§ Stated task
All the data should be repeated exactly. Any image in it is left out.

>> BEGIN Records for this task

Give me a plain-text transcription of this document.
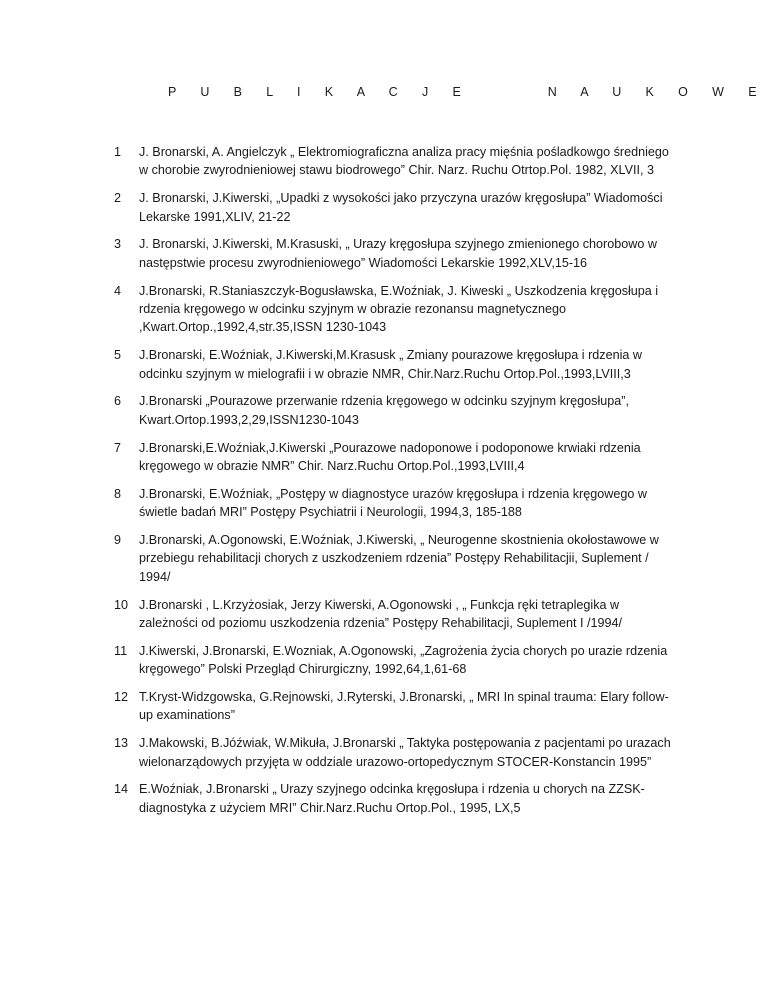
P U B L I K A C J E    N A U K O W E
1	J. Bronarski, A. Angielczyk „ Elektromiograficzna analiza pracy mięśnia pośladkowgo średniego w chorobie zwyrodnieniowej stawu biodrowego” Chir. Narz. Ruchu Otrtop.Pol. 1982, XLVII, 3
2	J. Bronarski, J.Kiwerski, „Upadki z wysokości jako przyczyna urazów kręgosłupa” Wiadomości Lekarske 1991,XLIV, 21-22
3	J. Bronarski, J.Kiwerski, M.Krasuski, „ Urazy kręgosłupa szyjnego zmienionego chorobowo w następstwie procesu zwyrodnieniowego” Wiadomości Lekarskie 1992,XLV,15-16
4	J.Bronarski, R.Staniaszczyk-Bogusławska, E.Woźniak, J. Kiweski „ Uszkodzenia kręgosłupa i rdzenia kręgowego w odcinku szyjnym w obrazie rezonansu magnetycznego ,Kwart.Ortop.,1992,4,str.35,ISSN 1230-1043
5	J.Bronarski, E.Woźniak, J.Kiwerski,M.Krasusk „ Zmiany pourazowe kręgosłupa i rdzenia w odcinku szyjnym w mielografii i w obrazie NMR, Chir.Narz.Ruchu Ortop.Pol.,1993,LVIII,3
6	J.Bronarski „Pourazowe przerwanie rdzenia kręgowego w odcinku szyjnym kręgosłupa”, Kwart.Ortop.1993,2,29,ISSN1230-1043
7	J.Bronarski,E.Woźniak,J.Kiwerski „Pourazowe nadoponowe i podoponowe krwiaki rdzenia kręgowego w obrazie NMR” Chir. Narz.Ruchu Ortop.Pol.,1993,LVIII,4
8	J.Bronarski, E.Woźniak, „Postępy w diagnostyce urazów kręgosłupa i rdzenia kręgowego w świetle badań MRI” Postępy Psychiatrii i Neurologii, 1994,3, 185-188
9	J.Bronarski, A.Ogonowski, E.Woźniak, J.Kiwerski, „ Neurogenne skostnienia okołostawowe w przebiegu rehabilitacji chorych z uszkodzeniem rdzenia” Postępy Rehabilitacjii, Suplement / 1994/
10 J.Bronarski , L.Krzyżosiak, Jerzy Kiwerski, A.Ogonowski , „ Funkcja ręki tetraplegika w zależności od poziomu uszkodzenia rdzenia” Postępy Rehabilitacji, Suplement I /1994/
11 J.Kiwerski, J.Bronarski, E.Wozniak, A.Ogonowski, „Zagrożenia życia chorych po urazie rdzenia kręgowego” Polski Przegląd Chirurgiczny, 1992,64,1,61-68
12 T.Kryst-Widzgowska, G.Rejnowski, J.Ryterski, J.Bronarski, „ MRI In spinal trauma: Elary follow-up examinations”
13 J.Makowski, B.Jóźwiak, W.Mikuła, J.Bronarski „ Taktyka postępowania z pacjentami po urazach wielonarządowych przyjęta w oddziale urazowo-ortopedycznym STOCER-Konstancin 1995”
14 E.Woźniak, J.Bronarski „ Urazy szyjnego odcinka kręgosłupa i rdzenia u chorych na ZZSK-diagnostyka z użyciem MRI” Chir.Narz.Ruchu Ortop.Pol., 1995, LX,5
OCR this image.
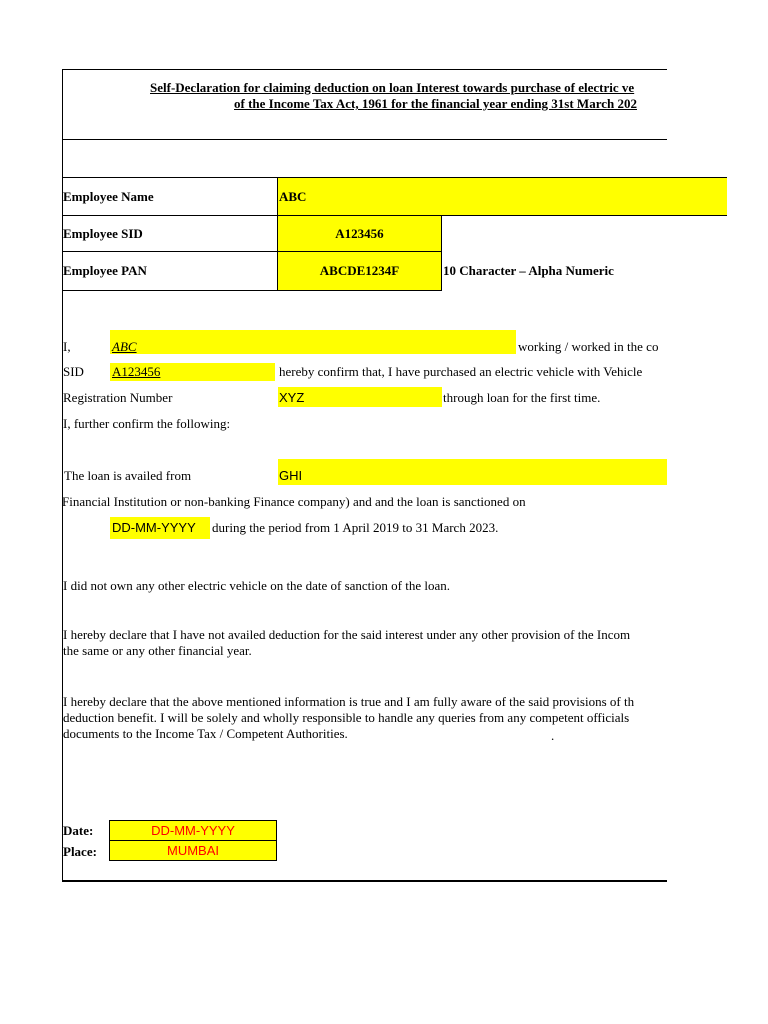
Self-Declaration for claiming deduction on loan Interest towards purchase of electric ve
of the Income Tax Act, 1961 for the financial year ending 31st March 202
Employee Name	ABC
Employee SID	A123456
Employee PAN	ABCDE1234F	10 Character – Alpha Numeric
I,	ABC	working / worked in the co
SID A123456	hereby confirm that, I have purchased an electric vehicle with Vehicle
Registration Number	XYZ	through loan for the first time.
I, further confirm the following:
The loan is availed from	GHI
Financial Institution or non-banking Finance company) and and the loan is sanctioned on
DD-MM-YYYY during the period from 1 April 2019 to 31 March 2023.
I did not own any other electric vehicle on the date of sanction of the loan.
I hereby declare that I have not availed deduction for the said interest under any other provision of the Incom
the same or any other financial year.
I hereby declare that the above mentioned information is true and I am fully aware of the said provisions of th
deduction benefit. I will be solely and wholly responsible to handle any queries from any competent officials
documents to the Income Tax / Competent Authorities.	.
Date:	DD-MM-YYYY
Place:	MUMBAI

>> END Records for this task

§ Result of this task
Give me a plain-text transcription of this document.
P U B L I K A C J E    N A U K O W E
1	J. Bronarski, A. Angielczyk „ Elektromiograficzna analiza pracy mięśnia pośladkowgo średniego w chorobie zwyrodnieniowej stawu biodrowego” Chir. Narz. Ruchu Otrtop.Pol. 1982, XLVII, 3
2	J. Bronarski, J.Kiwerski, „Upadki z wysokości jako przyczyna urazów kręgosłupa” Wiadomości Lekarske 1991,XLIV, 21-22
3	J. Bronarski, J.Kiwerski, M.Krasuski, „ Urazy kręgosłupa szyjnego zmienionego chorobowo w następstwie procesu zwyrodnieniowego” Wiadomości Lekarskie 1992,XLV,15-16
4	J.Bronarski, R.Staniaszczyk-Bogusławska, E.Woźniak, J. Kiweski „ Uszkodzenia kręgosłupa i rdzenia kręgowego w odcinku szyjnym w obrazie rezonansu magnetycznego ,Kwart.Ortop.,1992,4,str.35,ISSN 1230-1043
5	J.Bronarski, E.Woźniak, J.Kiwerski,M.Krasusk „ Zmiany pourazowe kręgosłupa i rdzenia w odcinku szyjnym w mielografii i w obrazie NMR, Chir.Narz.Ruchu Ortop.Pol.,1993,LVIII,3
6	J.Bronarski „Pourazowe przerwanie rdzenia kręgowego w odcinku szyjnym kręgosłupa”, Kwart.Ortop.1993,2,29,ISSN1230-1043
7	J.Bronarski,E.Woźniak,J.Kiwerski „Pourazowe nadoponowe i podoponowe krwiaki rdzenia kręgowego w obrazie NMR” Chir. Narz.Ruchu Ortop.Pol.,1993,LVIII,4
8	J.Bronarski, E.Woźniak, „Postępy w diagnostyce urazów kręgosłupa i rdzenia kręgowego w świetle badań MRI” Postępy Psychiatrii i Neurologii, 1994,3, 185-188
9	J.Bronarski, A.Ogonowski, E.Woźniak, J.Kiwerski, „ Neurogenne skostnienia okołostawowe w przebiegu rehabilitacji chorych z uszkodzeniem rdzenia” Postępy Rehabilitacjii, Suplement / 1994/
10 J.Bronarski , L.Krzyżosiak, Jerzy Kiwerski, A.Ogonowski , „ Funkcja ręki tetraplegika w zależności od poziomu uszkodzenia rdzenia” Postępy Rehabilitacji, Suplement I /1994/
11 J.Kiwerski, J.Bronarski, E.Wozniak, A.Ogonowski, „Zagrożenia życia chorych po urazie rdzenia kręgowego” Polski Przegląd Chirurgiczny, 1992,64,1,61-68
12 T.Kryst-Widzgowska, G.Rejnowski, J.Ryterski, J.Bronarski, „ MRI In spinal trauma: Elary follow-up examinations”
13 J.Makowski, B.Jóźwiak, W.Mikuła, J.Bronarski „ Taktyka postępowania z pacjentami po urazach wielonarządowych przyjęta w oddziale urazowo-ortopedycznym STOCER-Konstancin 1995”
14 E.Woźniak, J.Bronarski „ Urazy szyjnego odcinka kręgosłupa i rdzenia u chorych na ZZSK-diagnostyka z użyciem MRI” Chir.Narz.Ruchu Ortop.Pol., 1995, LX,5
OCR this image.
Self-Declaration for claiming deduction on loan Interest towards purchase of electric ve
of the Income Tax Act, 1961 for the financial year ending 31st March 202
Employee Name	ABC
Employee SID	A123456
Employee PAN	ABCDE1234F	10 Character – Alpha Numeric
I,	ABC	working / worked in the co
SID A123456	hereby confirm that, I have purchased an electric vehicle with Vehicle
Registration Number	XYZ	through loan for the first time.
I, further confirm the following:
The loan is availed from	GHI
Financial Institution or non-banking Finance company) and and the loan is sanctioned on
DD-MM-YYYY during the period from 1 April 2019 to 31 March 2023.
I did not own any other electric vehicle on the date of sanction of the loan.
I hereby declare that I have not availed deduction for the said interest under any other provision of the Incom
the same or any other financial year.
I hereby declare that the above mentioned information is true and I am fully aware of the said provisions of th
deduction benefit. I will be solely and wholly responsible to handle any queries from any competent officials
documents to the Income Tax / Competent Authorities.	.
Date:	DD-MM-YYYY
Place:	MUMBAI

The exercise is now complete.